— Task instructions —
Determine how many lines contain the string "ingreso". Respond with that number and nothing more.

— Data items —

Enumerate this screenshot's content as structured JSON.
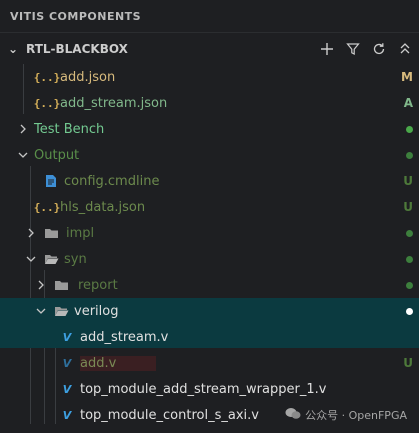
{
  "panel": {
    "title": "VITIS COMPONENTS"
  },
  "section": {
    "title": "RTL-BLACKBOX",
    "toolbar": [
      {
        "name": "new-icon",
        "glyph": "+"
      },
      {
        "name": "filter-icon",
        "glyph": "⊽"
      },
      {
        "name": "refresh-icon",
        "glyph": "↻"
      },
      {
        "name": "collapse-all-icon",
        "glyph": "⌃"
      }
    ]
  },
  "tree": {
    "add_json": {
      "label": "add.json",
      "status": "M"
    },
    "add_stream_json": {
      "label": "add_stream.json",
      "status": "A"
    },
    "test_bench": {
      "label": "Test Bench"
    },
    "output": {
      "label": "Output"
    },
    "config_cmdline": {
      "label": "config.cmdline",
      "status": "U"
    },
    "hls_data_json": {
      "label": "hls_data.json",
      "status": "U"
    },
    "impl": {
      "label": "impl"
    },
    "syn": {
      "label": "syn"
    },
    "report": {
      "label": "report"
    },
    "verilog": {
      "label": "verilog"
    },
    "add_stream_v": {
      "label": "add_stream.v"
    },
    "add_v": {
      "label": "add.v",
      "status": "U"
    },
    "wrapper_v": {
      "label": "top_module_add_stream_wrapper_1.v"
    },
    "control_v": {
      "label": "top_module_control_s_axi.v"
    }
  },
  "colors": {
    "modified": "#d7ba7d",
    "added": "#81b88b",
    "untracked": "#73c991",
    "ignored": "#6c8a4d",
    "green_dot": "#4aa84a",
    "white_dot": "#ffffff",
    "selected_bg": "#0b3a40"
  },
  "watermark": {
    "text": "公众号 · OpenFPGA"
  }
}
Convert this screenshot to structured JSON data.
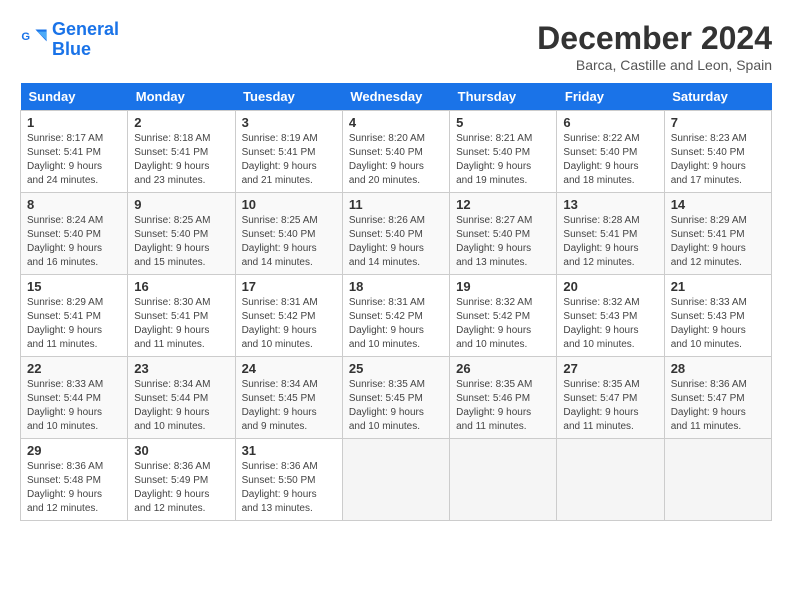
{
  "header": {
    "logo_line1": "General",
    "logo_line2": "Blue",
    "month_title": "December 2024",
    "subtitle": "Barca, Castille and Leon, Spain"
  },
  "days_of_week": [
    "Sunday",
    "Monday",
    "Tuesday",
    "Wednesday",
    "Thursday",
    "Friday",
    "Saturday"
  ],
  "weeks": [
    [
      {
        "day": "1",
        "sunrise": "Sunrise: 8:17 AM",
        "sunset": "Sunset: 5:41 PM",
        "daylight": "Daylight: 9 hours and 24 minutes."
      },
      {
        "day": "2",
        "sunrise": "Sunrise: 8:18 AM",
        "sunset": "Sunset: 5:41 PM",
        "daylight": "Daylight: 9 hours and 23 minutes."
      },
      {
        "day": "3",
        "sunrise": "Sunrise: 8:19 AM",
        "sunset": "Sunset: 5:41 PM",
        "daylight": "Daylight: 9 hours and 21 minutes."
      },
      {
        "day": "4",
        "sunrise": "Sunrise: 8:20 AM",
        "sunset": "Sunset: 5:40 PM",
        "daylight": "Daylight: 9 hours and 20 minutes."
      },
      {
        "day": "5",
        "sunrise": "Sunrise: 8:21 AM",
        "sunset": "Sunset: 5:40 PM",
        "daylight": "Daylight: 9 hours and 19 minutes."
      },
      {
        "day": "6",
        "sunrise": "Sunrise: 8:22 AM",
        "sunset": "Sunset: 5:40 PM",
        "daylight": "Daylight: 9 hours and 18 minutes."
      },
      {
        "day": "7",
        "sunrise": "Sunrise: 8:23 AM",
        "sunset": "Sunset: 5:40 PM",
        "daylight": "Daylight: 9 hours and 17 minutes."
      }
    ],
    [
      {
        "day": "8",
        "sunrise": "Sunrise: 8:24 AM",
        "sunset": "Sunset: 5:40 PM",
        "daylight": "Daylight: 9 hours and 16 minutes."
      },
      {
        "day": "9",
        "sunrise": "Sunrise: 8:25 AM",
        "sunset": "Sunset: 5:40 PM",
        "daylight": "Daylight: 9 hours and 15 minutes."
      },
      {
        "day": "10",
        "sunrise": "Sunrise: 8:25 AM",
        "sunset": "Sunset: 5:40 PM",
        "daylight": "Daylight: 9 hours and 14 minutes."
      },
      {
        "day": "11",
        "sunrise": "Sunrise: 8:26 AM",
        "sunset": "Sunset: 5:40 PM",
        "daylight": "Daylight: 9 hours and 14 minutes."
      },
      {
        "day": "12",
        "sunrise": "Sunrise: 8:27 AM",
        "sunset": "Sunset: 5:40 PM",
        "daylight": "Daylight: 9 hours and 13 minutes."
      },
      {
        "day": "13",
        "sunrise": "Sunrise: 8:28 AM",
        "sunset": "Sunset: 5:41 PM",
        "daylight": "Daylight: 9 hours and 12 minutes."
      },
      {
        "day": "14",
        "sunrise": "Sunrise: 8:29 AM",
        "sunset": "Sunset: 5:41 PM",
        "daylight": "Daylight: 9 hours and 12 minutes."
      }
    ],
    [
      {
        "day": "15",
        "sunrise": "Sunrise: 8:29 AM",
        "sunset": "Sunset: 5:41 PM",
        "daylight": "Daylight: 9 hours and 11 minutes."
      },
      {
        "day": "16",
        "sunrise": "Sunrise: 8:30 AM",
        "sunset": "Sunset: 5:41 PM",
        "daylight": "Daylight: 9 hours and 11 minutes."
      },
      {
        "day": "17",
        "sunrise": "Sunrise: 8:31 AM",
        "sunset": "Sunset: 5:42 PM",
        "daylight": "Daylight: 9 hours and 10 minutes."
      },
      {
        "day": "18",
        "sunrise": "Sunrise: 8:31 AM",
        "sunset": "Sunset: 5:42 PM",
        "daylight": "Daylight: 9 hours and 10 minutes."
      },
      {
        "day": "19",
        "sunrise": "Sunrise: 8:32 AM",
        "sunset": "Sunset: 5:42 PM",
        "daylight": "Daylight: 9 hours and 10 minutes."
      },
      {
        "day": "20",
        "sunrise": "Sunrise: 8:32 AM",
        "sunset": "Sunset: 5:43 PM",
        "daylight": "Daylight: 9 hours and 10 minutes."
      },
      {
        "day": "21",
        "sunrise": "Sunrise: 8:33 AM",
        "sunset": "Sunset: 5:43 PM",
        "daylight": "Daylight: 9 hours and 10 minutes."
      }
    ],
    [
      {
        "day": "22",
        "sunrise": "Sunrise: 8:33 AM",
        "sunset": "Sunset: 5:44 PM",
        "daylight": "Daylight: 9 hours and 10 minutes."
      },
      {
        "day": "23",
        "sunrise": "Sunrise: 8:34 AM",
        "sunset": "Sunset: 5:44 PM",
        "daylight": "Daylight: 9 hours and 10 minutes."
      },
      {
        "day": "24",
        "sunrise": "Sunrise: 8:34 AM",
        "sunset": "Sunset: 5:45 PM",
        "daylight": "Daylight: 9 hours and 9 minutes."
      },
      {
        "day": "25",
        "sunrise": "Sunrise: 8:35 AM",
        "sunset": "Sunset: 5:45 PM",
        "daylight": "Daylight: 9 hours and 10 minutes."
      },
      {
        "day": "26",
        "sunrise": "Sunrise: 8:35 AM",
        "sunset": "Sunset: 5:46 PM",
        "daylight": "Daylight: 9 hours and 11 minutes."
      },
      {
        "day": "27",
        "sunrise": "Sunrise: 8:35 AM",
        "sunset": "Sunset: 5:47 PM",
        "daylight": "Daylight: 9 hours and 11 minutes."
      },
      {
        "day": "28",
        "sunrise": "Sunrise: 8:36 AM",
        "sunset": "Sunset: 5:47 PM",
        "daylight": "Daylight: 9 hours and 11 minutes."
      }
    ],
    [
      {
        "day": "29",
        "sunrise": "Sunrise: 8:36 AM",
        "sunset": "Sunset: 5:48 PM",
        "daylight": "Daylight: 9 hours and 12 minutes."
      },
      {
        "day": "30",
        "sunrise": "Sunrise: 8:36 AM",
        "sunset": "Sunset: 5:49 PM",
        "daylight": "Daylight: 9 hours and 12 minutes."
      },
      {
        "day": "31",
        "sunrise": "Sunrise: 8:36 AM",
        "sunset": "Sunset: 5:50 PM",
        "daylight": "Daylight: 9 hours and 13 minutes."
      },
      null,
      null,
      null,
      null
    ]
  ]
}
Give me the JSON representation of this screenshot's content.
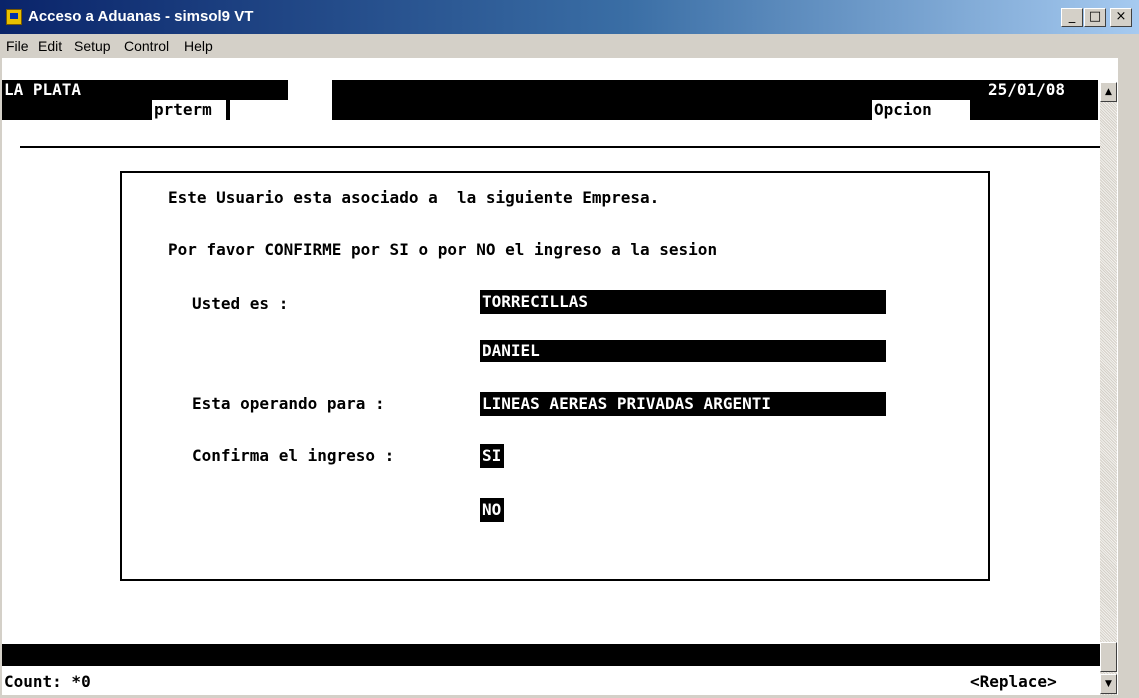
{
  "window": {
    "title": "Acceso a Aduanas - simsol9 VT",
    "minimize": "_",
    "maximize": "□",
    "close": "×"
  },
  "menu": {
    "file": "File",
    "edit": "Edit",
    "setup": "Setup",
    "control": "Control",
    "help": "Help"
  },
  "header": {
    "location": "LA PLATA",
    "program": "prterm",
    "option_label": "Opcion",
    "date": "25/01/08"
  },
  "dialog": {
    "line1": "Este Usuario esta asociado a  la siguiente Empresa.",
    "line2": "Por favor CONFIRME por SI o por NO el ingreso a la sesion",
    "usted_label": "Usted es :",
    "surname": "TORRECILLAS",
    "first_name": "DANIEL",
    "operando_label": "Esta operando para :",
    "company": "LINEAS AEREAS PRIVADAS ARGENTI",
    "confirma_label": "Confirma el ingreso :",
    "option_si": "SI",
    "option_no": "NO"
  },
  "status": {
    "count": "Count: *0",
    "mode": "<Replace>"
  },
  "scrollbar": {
    "up": "▲",
    "down": "▼"
  },
  "colors": {
    "titlebar_start": "#0a246a",
    "titlebar_end": "#a6caf0",
    "terminal_bg": "#ffffff",
    "terminal_text": "#000000",
    "chrome": "#d4d0c8"
  }
}
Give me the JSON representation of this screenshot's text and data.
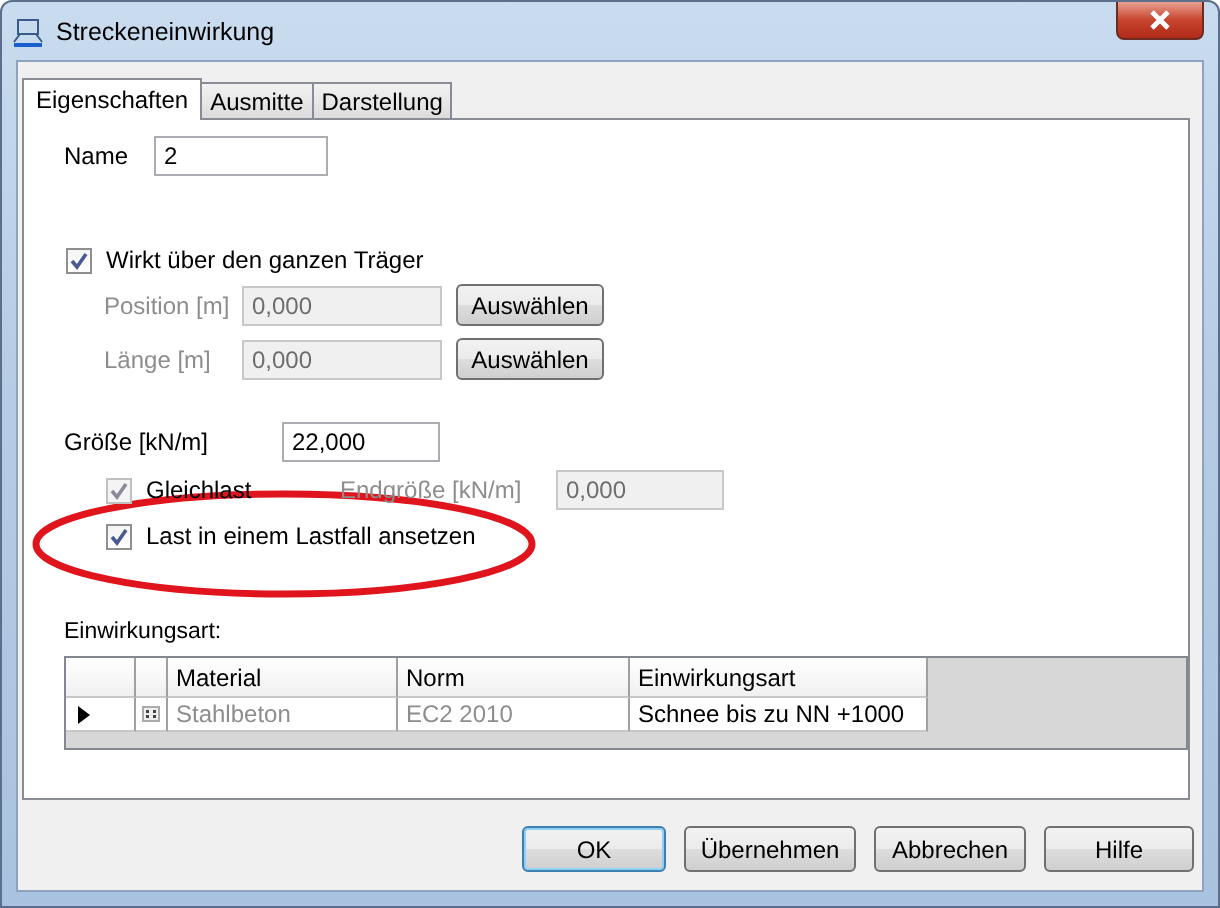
{
  "window": {
    "title": "Streckeneinwirkung"
  },
  "tabs": [
    {
      "label": "Eigenschaften",
      "selected": true
    },
    {
      "label": "Ausmitte",
      "selected": false
    },
    {
      "label": "Darstellung",
      "selected": false
    }
  ],
  "name": {
    "label": "Name",
    "value": "2"
  },
  "whole_beam": {
    "label": "Wirkt über den ganzen Träger",
    "checked": true
  },
  "ranges": [
    {
      "label": "Position [m]",
      "value": "0,000",
      "button": "Auswählen",
      "disabled": true
    },
    {
      "label": "Länge [m]",
      "value": "0,000",
      "button": "Auswählen",
      "disabled": true
    }
  ],
  "magnitude": {
    "label": "Größe [kN/m]",
    "value": "22,000"
  },
  "uniform": {
    "label": "Gleichlast",
    "checked": true,
    "disabled": true
  },
  "end_magnitude": {
    "label": "Endgröße [kN/m]",
    "value": "0,000",
    "disabled": true
  },
  "single_case": {
    "label": "Last in einem Lastfall ansetzen",
    "checked": true
  },
  "action_type": {
    "label": "Einwirkungsart:",
    "columns": [
      "Material",
      "Norm",
      "Einwirkungsart"
    ],
    "rows": [
      {
        "selected": true,
        "cells": [
          {
            "text": "Stahlbeton",
            "disabled": true
          },
          {
            "text": "EC2 2010",
            "disabled": true
          },
          {
            "text": "Schnee bis zu NN +1000",
            "disabled": false
          }
        ]
      }
    ]
  },
  "buttons": [
    {
      "label": "OK",
      "default": true
    },
    {
      "label": "Übernehmen",
      "default": false
    },
    {
      "label": "Abbrechen",
      "default": false
    },
    {
      "label": "Hilfe",
      "default": false
    }
  ]
}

— Worked answer —
2